→ Exercise task
Reproduce every one of the following entries word for word, keeping each line in its original order.

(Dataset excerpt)

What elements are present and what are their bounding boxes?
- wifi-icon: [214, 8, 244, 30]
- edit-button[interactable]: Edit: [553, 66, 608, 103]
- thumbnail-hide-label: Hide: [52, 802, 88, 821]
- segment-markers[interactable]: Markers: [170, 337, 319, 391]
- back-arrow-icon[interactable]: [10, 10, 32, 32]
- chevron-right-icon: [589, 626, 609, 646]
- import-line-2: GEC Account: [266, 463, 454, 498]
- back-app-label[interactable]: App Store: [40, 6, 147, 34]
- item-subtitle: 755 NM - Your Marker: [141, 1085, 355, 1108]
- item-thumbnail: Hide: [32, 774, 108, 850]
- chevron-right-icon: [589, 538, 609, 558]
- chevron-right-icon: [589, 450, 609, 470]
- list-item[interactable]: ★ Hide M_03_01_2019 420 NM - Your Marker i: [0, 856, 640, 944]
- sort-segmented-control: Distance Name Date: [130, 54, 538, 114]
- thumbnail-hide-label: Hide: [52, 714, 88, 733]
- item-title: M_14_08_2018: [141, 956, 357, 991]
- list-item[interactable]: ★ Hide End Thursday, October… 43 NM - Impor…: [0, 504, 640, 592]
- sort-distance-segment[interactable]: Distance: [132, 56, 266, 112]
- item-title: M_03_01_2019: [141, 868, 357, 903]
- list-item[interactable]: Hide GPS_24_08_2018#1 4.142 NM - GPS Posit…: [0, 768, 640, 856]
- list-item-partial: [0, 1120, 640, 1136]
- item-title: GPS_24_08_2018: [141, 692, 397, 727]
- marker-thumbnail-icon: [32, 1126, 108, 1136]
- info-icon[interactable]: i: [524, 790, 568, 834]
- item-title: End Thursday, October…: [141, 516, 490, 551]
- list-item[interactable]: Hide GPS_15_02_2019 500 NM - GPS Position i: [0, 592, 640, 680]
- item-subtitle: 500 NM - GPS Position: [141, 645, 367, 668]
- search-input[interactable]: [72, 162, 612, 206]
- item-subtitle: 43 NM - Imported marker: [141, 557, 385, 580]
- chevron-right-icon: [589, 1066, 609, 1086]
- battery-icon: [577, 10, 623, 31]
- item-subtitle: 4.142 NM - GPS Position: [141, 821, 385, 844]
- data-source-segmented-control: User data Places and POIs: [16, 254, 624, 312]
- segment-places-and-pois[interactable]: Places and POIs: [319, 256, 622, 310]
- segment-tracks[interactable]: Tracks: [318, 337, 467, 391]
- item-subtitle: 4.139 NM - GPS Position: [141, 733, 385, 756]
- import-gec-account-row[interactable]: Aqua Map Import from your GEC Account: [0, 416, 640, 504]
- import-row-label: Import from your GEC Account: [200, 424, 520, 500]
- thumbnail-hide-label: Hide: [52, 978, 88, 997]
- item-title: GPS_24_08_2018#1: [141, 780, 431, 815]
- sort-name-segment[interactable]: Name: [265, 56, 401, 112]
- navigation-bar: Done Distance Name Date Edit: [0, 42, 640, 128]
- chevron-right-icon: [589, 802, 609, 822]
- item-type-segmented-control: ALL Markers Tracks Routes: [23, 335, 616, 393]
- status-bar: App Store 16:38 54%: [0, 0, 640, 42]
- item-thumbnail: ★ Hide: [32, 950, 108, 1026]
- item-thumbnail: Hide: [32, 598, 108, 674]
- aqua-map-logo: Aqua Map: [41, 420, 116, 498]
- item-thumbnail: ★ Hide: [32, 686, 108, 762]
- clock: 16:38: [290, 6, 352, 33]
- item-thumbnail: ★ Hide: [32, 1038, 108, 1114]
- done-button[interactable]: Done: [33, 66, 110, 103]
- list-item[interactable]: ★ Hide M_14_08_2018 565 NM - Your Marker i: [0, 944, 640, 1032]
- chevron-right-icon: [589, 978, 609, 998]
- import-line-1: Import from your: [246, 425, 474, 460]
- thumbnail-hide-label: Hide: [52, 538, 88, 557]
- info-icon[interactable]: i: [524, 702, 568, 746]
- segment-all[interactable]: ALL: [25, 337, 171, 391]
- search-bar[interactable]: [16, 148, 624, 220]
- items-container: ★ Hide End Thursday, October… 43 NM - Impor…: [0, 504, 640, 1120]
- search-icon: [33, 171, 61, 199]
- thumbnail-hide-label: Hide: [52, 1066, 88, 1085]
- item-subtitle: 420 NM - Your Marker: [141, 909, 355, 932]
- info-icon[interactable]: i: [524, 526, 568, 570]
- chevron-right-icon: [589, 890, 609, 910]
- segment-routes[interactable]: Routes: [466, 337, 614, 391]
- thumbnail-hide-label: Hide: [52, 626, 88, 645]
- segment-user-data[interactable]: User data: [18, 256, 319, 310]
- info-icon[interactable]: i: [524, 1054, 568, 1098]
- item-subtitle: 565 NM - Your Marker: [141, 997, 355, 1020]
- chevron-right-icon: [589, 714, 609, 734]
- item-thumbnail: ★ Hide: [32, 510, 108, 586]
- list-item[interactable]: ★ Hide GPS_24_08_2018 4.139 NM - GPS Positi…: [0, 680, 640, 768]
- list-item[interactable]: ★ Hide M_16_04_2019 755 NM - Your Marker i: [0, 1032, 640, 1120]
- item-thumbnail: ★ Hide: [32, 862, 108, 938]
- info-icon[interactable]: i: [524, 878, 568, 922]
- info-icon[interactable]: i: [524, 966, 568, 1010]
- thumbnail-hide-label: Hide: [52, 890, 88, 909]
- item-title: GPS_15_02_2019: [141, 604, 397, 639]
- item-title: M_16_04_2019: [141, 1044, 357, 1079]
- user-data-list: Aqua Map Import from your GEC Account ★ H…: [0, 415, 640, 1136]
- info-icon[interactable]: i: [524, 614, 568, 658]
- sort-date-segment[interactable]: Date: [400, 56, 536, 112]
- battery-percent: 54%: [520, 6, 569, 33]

→ Written answer
What elements are present and what are their bounding boxes?
- wifi-icon: [214, 8, 244, 30]
- edit-button[interactable]: Edit: [553, 66, 608, 103]
- thumbnail-hide-label: Hide: [52, 802, 88, 821]
- segment-markers[interactable]: Markers: [170, 337, 319, 391]
- back-arrow-icon[interactable]: [10, 10, 32, 32]
- chevron-right-icon: [589, 626, 609, 646]
- import-line-2: GEC Account: [266, 463, 454, 498]
- back-app-label[interactable]: App Store: [40, 6, 147, 34]
- item-subtitle: 755 NM - Your Marker: [141, 1085, 355, 1108]
- item-thumbnail: Hide: [32, 774, 108, 850]
- chevron-right-icon: [589, 538, 609, 558]
- chevron-right-icon: [589, 450, 609, 470]
- list-item[interactable]: ★ Hide M_03_01_2019 420 NM - Your Marker i: [0, 856, 640, 944]
- sort-segmented-control: Distance Name Date: [130, 54, 538, 114]
- thumbnail-hide-label: Hide: [52, 714, 88, 733]
- item-title: M_14_08_2018: [141, 956, 357, 991]
- list-item[interactable]: ★ Hide End Thursday, October… 43 NM - Impor…: [0, 504, 640, 592]
- sort-distance-segment[interactable]: Distance: [132, 56, 266, 112]
- item-title: M_03_01_2019: [141, 868, 357, 903]
- list-item[interactable]: Hide GPS_24_08_2018#1 4.142 NM - GPS Posit…: [0, 768, 640, 856]
- list-item-partial: [0, 1120, 640, 1136]
- item-title: GPS_24_08_2018: [141, 692, 397, 727]
- marker-thumbnail-icon: [32, 1126, 108, 1136]
- info-icon[interactable]: i: [524, 790, 568, 834]
- item-title: End Thursday, October…: [141, 516, 490, 551]
- list-item[interactable]: Hide GPS_15_02_2019 500 NM - GPS Position i: [0, 592, 640, 680]
- item-subtitle: 500 NM - GPS Position: [141, 645, 367, 668]
- search-input[interactable]: [72, 162, 612, 206]
- item-subtitle: 43 NM - Imported marker: [141, 557, 385, 580]
- chevron-right-icon: [589, 1066, 609, 1086]
- battery-icon: [577, 10, 623, 31]
- item-subtitle: 4.142 NM - GPS Position: [141, 821, 385, 844]
- data-source-segmented-control: User data Places and POIs: [16, 254, 624, 312]
- segment-places-and-pois[interactable]: Places and POIs: [319, 256, 622, 310]
- segment-tracks[interactable]: Tracks: [318, 337, 467, 391]
- item-subtitle: 4.139 NM - GPS Position: [141, 733, 385, 756]
- import-gec-account-row[interactable]: Aqua Map Import from your GEC Account: [0, 416, 640, 504]
- import-row-label: Import from your GEC Account: [200, 424, 520, 500]
- thumbnail-hide-label: Hide: [52, 978, 88, 997]
- item-title: GPS_24_08_2018#1: [141, 780, 431, 815]
- sort-name-segment[interactable]: Name: [265, 56, 401, 112]
- navigation-bar: Done Distance Name Date Edit: [0, 42, 640, 128]
- chevron-right-icon: [589, 802, 609, 822]
- item-type-segmented-control: ALL Markers Tracks Routes: [23, 335, 616, 393]
- status-bar: App Store 16:38 54%: [0, 0, 640, 42]
- item-thumbnail: ★ Hide: [32, 950, 108, 1026]
- item-thumbnail: Hide: [32, 598, 108, 674]
- aqua-map-logo: Aqua Map: [41, 420, 116, 498]
- item-thumbnail: ★ Hide: [32, 686, 108, 762]
- clock: 16:38: [290, 6, 352, 33]
- item-thumbnail: ★ Hide: [32, 1038, 108, 1114]
- done-button[interactable]: Done: [33, 66, 110, 103]
- list-item[interactable]: ★ Hide M_14_08_2018 565 NM - Your Marker i: [0, 944, 640, 1032]
- chevron-right-icon: [589, 978, 609, 998]
- import-line-1: Import from your: [246, 425, 474, 460]
- thumbnail-hide-label: Hide: [52, 538, 88, 557]
- info-icon[interactable]: i: [524, 702, 568, 746]
- segment-all[interactable]: ALL: [25, 337, 171, 391]
- search-bar[interactable]: [16, 148, 624, 220]
- items-container: ★ Hide End Thursday, October… 43 NM - Impor…: [0, 504, 640, 1120]
- search-icon: [33, 171, 61, 199]
- thumbnail-hide-label: Hide: [52, 1066, 88, 1085]
- item-subtitle: 420 NM - Your Marker: [141, 909, 355, 932]
- info-icon[interactable]: i: [524, 526, 568, 570]
- chevron-right-icon: [589, 890, 609, 910]
- segment-routes[interactable]: Routes: [466, 337, 614, 391]
- thumbnail-hide-label: Hide: [52, 626, 88, 645]
- segment-user-data[interactable]: User data: [18, 256, 319, 310]
- info-icon[interactable]: i: [524, 1054, 568, 1098]
- item-subtitle: 565 NM - Your Marker: [141, 997, 355, 1020]
- chevron-right-icon: [589, 714, 609, 734]
- item-thumbnail: ★ Hide: [32, 510, 108, 586]
- list-item[interactable]: ★ Hide GPS_24_08_2018 4.139 NM - GPS Positi…: [0, 680, 640, 768]
- list-item[interactable]: ★ Hide M_16_04_2019 755 NM - Your Marker i: [0, 1032, 640, 1120]
- item-thumbnail: ★ Hide: [32, 862, 108, 938]
- info-icon[interactable]: i: [524, 878, 568, 922]
- info-icon[interactable]: i: [524, 966, 568, 1010]
- thumbnail-hide-label: Hide: [52, 890, 88, 909]
- item-title: GPS_15_02_2019: [141, 604, 397, 639]
- item-title: M_16_04_2019: [141, 1044, 357, 1079]
- user-data-list: Aqua Map Import from your GEC Account ★ H…: [0, 415, 640, 1136]
- info-icon[interactable]: i: [524, 614, 568, 658]
- sort-date-segment[interactable]: Date: [400, 56, 536, 112]
- battery-percent: 54%: [520, 6, 569, 33]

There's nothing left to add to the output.